## Task input
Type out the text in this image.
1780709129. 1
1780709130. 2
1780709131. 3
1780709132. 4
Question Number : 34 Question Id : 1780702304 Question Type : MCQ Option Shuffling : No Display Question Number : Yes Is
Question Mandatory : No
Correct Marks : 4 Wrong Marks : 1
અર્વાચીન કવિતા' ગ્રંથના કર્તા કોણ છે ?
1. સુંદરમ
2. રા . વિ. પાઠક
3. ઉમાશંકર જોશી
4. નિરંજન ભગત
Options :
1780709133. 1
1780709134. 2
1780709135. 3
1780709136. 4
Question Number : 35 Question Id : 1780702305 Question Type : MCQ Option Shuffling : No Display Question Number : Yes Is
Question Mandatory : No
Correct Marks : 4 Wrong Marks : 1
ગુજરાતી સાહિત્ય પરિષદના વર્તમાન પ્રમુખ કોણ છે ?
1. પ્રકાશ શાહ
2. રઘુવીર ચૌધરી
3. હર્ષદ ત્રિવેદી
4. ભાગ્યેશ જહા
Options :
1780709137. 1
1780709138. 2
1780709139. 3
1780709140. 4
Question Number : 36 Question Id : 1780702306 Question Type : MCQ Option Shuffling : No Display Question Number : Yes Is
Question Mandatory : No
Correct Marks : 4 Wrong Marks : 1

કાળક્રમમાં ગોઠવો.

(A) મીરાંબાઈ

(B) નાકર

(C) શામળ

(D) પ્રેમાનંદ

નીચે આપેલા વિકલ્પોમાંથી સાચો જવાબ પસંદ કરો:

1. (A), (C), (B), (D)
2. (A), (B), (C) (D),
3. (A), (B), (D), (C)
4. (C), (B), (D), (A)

## Exercise
Exactly as they are written, print the entries again.

## Solution for this exercise
Type out the text in this image.
1780709129. 1
1780709130. 2
1780709131. 3
1780709132. 4
Question Number : 34 Question Id : 1780702304 Question Type : MCQ Option Shuffling : No Display Question Number : Yes Is
Question Mandatory : No
Correct Marks : 4 Wrong Marks : 1
અર્વાચીન કવિતા' ગ્રંથના કર્તા કોણ છે ?
1. સુંદરમ
2. રા . વિ. પાઠક
3. ઉમાશંકર જોશી
4. નિરંજન ભગત
Options :
1780709133. 1
1780709134. 2
1780709135. 3
1780709136. 4
Question Number : 35 Question Id : 1780702305 Question Type : MCQ Option Shuffling : No Display Question Number : Yes Is
Question Mandatory : No
Correct Marks : 4 Wrong Marks : 1
ગુજરાતી સાહિત્ય પરિષદના વર્તમાન પ્રમુખ કોણ છે ?
1. પ્રકાશ શાહ
2. રઘુવીર ચૌધરી
3. હર્ષદ ત્રિવેદી
4. ભાગ્યેશ જહા
Options :
1780709137. 1
1780709138. 2
1780709139. 3
1780709140. 4
Question Number : 36 Question Id : 1780702306 Question Type : MCQ Option Shuffling : No Display Question Number : Yes Is
Question Mandatory : No
Correct Marks : 4 Wrong Marks : 1

કાળક્રમમાં ગોઠવો.

(A) મીરાંબાઈ

(B) નાકર

(C) શામળ

(D) પ્રેમાનંદ

નીચે આપેલા વિકલ્પોમાંથી સાચો જવાબ પસંદ કરો:

1. (A), (C), (B), (D)
2. (A), (B), (C) (D),
3. (A), (B), (D), (C)
4. (C), (B), (D), (A)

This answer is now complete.